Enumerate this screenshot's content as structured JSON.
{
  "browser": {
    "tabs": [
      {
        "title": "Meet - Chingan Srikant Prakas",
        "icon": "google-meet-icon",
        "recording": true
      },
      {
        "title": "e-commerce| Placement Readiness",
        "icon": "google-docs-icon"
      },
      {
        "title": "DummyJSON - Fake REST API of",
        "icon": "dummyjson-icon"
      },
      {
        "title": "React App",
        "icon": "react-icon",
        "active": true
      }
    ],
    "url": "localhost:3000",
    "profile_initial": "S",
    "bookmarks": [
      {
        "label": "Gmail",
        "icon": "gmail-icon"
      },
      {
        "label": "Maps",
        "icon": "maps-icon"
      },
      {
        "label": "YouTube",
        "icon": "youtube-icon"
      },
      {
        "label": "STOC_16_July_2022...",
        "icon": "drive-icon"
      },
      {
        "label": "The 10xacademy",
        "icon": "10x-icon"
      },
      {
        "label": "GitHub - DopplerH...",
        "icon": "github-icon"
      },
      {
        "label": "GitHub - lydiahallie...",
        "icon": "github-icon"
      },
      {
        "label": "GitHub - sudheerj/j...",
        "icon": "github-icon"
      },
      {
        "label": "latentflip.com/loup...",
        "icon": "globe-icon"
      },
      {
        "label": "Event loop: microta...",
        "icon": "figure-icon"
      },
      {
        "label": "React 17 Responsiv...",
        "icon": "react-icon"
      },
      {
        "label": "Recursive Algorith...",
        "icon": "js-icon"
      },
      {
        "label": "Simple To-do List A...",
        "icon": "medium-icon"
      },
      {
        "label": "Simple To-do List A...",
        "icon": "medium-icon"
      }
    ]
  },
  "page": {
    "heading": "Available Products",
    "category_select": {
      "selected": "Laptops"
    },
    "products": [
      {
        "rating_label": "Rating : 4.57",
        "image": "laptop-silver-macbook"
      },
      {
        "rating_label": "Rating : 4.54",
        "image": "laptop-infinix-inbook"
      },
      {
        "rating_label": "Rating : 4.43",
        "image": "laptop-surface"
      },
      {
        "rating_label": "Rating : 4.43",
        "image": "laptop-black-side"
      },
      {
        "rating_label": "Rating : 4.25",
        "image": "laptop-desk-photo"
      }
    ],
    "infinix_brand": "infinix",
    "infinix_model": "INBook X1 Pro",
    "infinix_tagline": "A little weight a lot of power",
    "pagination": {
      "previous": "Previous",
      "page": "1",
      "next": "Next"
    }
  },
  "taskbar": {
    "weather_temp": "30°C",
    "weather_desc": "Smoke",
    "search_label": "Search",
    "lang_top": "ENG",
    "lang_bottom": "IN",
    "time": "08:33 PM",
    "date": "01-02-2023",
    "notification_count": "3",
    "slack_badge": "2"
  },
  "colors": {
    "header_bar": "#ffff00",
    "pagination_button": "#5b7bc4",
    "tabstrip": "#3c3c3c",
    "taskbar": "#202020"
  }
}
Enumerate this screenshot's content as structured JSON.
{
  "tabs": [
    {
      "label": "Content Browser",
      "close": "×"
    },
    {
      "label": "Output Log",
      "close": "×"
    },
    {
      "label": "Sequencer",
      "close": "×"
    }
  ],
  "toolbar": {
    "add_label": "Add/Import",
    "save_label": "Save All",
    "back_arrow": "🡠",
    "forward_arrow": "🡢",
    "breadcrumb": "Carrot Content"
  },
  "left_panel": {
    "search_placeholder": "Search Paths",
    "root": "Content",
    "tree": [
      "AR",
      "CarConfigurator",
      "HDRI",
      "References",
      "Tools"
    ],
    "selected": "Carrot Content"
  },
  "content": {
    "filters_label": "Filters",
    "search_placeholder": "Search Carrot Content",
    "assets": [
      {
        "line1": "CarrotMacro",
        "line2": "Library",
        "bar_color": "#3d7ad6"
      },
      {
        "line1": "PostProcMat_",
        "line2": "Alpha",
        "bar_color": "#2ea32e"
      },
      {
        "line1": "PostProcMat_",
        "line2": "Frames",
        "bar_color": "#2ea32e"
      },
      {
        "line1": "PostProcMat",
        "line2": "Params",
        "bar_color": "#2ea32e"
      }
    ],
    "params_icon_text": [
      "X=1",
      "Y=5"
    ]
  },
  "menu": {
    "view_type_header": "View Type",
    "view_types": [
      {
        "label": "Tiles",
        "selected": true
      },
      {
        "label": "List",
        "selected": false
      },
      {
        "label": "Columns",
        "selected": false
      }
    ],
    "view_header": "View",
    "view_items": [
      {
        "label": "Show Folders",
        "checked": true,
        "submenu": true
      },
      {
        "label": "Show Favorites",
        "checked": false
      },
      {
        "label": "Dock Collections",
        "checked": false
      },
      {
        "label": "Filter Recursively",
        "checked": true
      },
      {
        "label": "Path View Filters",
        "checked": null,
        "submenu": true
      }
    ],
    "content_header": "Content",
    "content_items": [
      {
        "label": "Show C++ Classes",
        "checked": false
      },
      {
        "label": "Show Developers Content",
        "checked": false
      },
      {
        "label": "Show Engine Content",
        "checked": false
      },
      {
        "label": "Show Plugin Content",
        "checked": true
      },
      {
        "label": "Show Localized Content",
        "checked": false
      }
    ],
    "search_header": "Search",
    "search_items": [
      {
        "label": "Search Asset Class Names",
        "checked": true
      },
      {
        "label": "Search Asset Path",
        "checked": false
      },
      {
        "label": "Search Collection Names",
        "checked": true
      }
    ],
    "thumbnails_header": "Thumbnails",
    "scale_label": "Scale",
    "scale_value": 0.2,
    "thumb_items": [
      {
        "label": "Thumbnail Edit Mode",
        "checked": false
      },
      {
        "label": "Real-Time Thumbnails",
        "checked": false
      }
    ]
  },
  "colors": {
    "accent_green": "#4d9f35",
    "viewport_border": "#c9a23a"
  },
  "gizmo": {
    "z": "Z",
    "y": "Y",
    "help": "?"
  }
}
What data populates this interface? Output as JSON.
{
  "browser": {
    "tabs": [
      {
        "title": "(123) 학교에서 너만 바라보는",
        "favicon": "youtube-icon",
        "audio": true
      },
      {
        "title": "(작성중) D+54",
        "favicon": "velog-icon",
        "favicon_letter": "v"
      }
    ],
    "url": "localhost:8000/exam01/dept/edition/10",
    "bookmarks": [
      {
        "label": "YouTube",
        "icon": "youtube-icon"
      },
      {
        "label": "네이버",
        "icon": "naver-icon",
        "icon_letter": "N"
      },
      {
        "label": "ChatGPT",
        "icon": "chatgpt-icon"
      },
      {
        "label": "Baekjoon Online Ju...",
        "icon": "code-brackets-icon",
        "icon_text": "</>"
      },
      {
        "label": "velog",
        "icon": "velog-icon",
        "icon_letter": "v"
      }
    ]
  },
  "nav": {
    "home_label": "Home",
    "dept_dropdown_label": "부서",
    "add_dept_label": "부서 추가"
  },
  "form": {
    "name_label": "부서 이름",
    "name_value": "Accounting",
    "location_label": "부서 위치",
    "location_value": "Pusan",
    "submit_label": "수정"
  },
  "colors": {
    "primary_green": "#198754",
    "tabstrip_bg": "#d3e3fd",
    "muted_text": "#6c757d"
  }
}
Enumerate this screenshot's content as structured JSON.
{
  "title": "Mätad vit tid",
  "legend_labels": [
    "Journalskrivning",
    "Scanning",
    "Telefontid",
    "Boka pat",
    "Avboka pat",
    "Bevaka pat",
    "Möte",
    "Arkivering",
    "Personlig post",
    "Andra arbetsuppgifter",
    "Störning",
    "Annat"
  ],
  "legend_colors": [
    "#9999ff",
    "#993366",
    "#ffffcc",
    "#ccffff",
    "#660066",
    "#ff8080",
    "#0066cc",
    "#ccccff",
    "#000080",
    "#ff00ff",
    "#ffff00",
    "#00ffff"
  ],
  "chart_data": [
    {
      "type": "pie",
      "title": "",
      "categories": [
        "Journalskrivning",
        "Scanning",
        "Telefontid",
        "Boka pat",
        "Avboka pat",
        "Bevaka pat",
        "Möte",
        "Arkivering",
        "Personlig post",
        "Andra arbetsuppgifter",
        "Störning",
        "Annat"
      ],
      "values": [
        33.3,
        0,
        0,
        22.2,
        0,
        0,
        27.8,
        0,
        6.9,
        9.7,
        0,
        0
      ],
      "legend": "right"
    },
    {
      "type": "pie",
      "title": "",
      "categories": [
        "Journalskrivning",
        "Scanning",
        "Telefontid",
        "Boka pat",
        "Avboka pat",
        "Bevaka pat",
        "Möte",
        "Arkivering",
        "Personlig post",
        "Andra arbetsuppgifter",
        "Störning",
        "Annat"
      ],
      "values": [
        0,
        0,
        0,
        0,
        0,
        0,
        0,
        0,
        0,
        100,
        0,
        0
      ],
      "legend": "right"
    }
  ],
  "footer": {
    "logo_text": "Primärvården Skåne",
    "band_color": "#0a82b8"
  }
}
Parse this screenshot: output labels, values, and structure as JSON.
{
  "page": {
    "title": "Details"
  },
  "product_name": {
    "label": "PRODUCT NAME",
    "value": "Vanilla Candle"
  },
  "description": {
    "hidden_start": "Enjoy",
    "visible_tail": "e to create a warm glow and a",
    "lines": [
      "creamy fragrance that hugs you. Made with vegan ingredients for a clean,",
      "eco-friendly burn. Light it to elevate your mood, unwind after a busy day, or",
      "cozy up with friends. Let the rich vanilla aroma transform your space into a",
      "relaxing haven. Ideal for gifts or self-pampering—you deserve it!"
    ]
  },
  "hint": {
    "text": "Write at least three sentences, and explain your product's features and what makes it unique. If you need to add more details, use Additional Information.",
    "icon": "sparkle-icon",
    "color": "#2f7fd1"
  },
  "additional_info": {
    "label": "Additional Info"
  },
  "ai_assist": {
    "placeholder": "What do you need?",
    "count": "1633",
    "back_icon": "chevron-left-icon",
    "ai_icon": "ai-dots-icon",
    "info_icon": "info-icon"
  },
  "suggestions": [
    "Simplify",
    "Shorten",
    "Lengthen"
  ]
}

* Work to be completed *
Among the entries above, identify all lines with "google" and copy them.

* Problem solution *
        "icon": "google-meet-icon",
        "icon": "google-docs-icon"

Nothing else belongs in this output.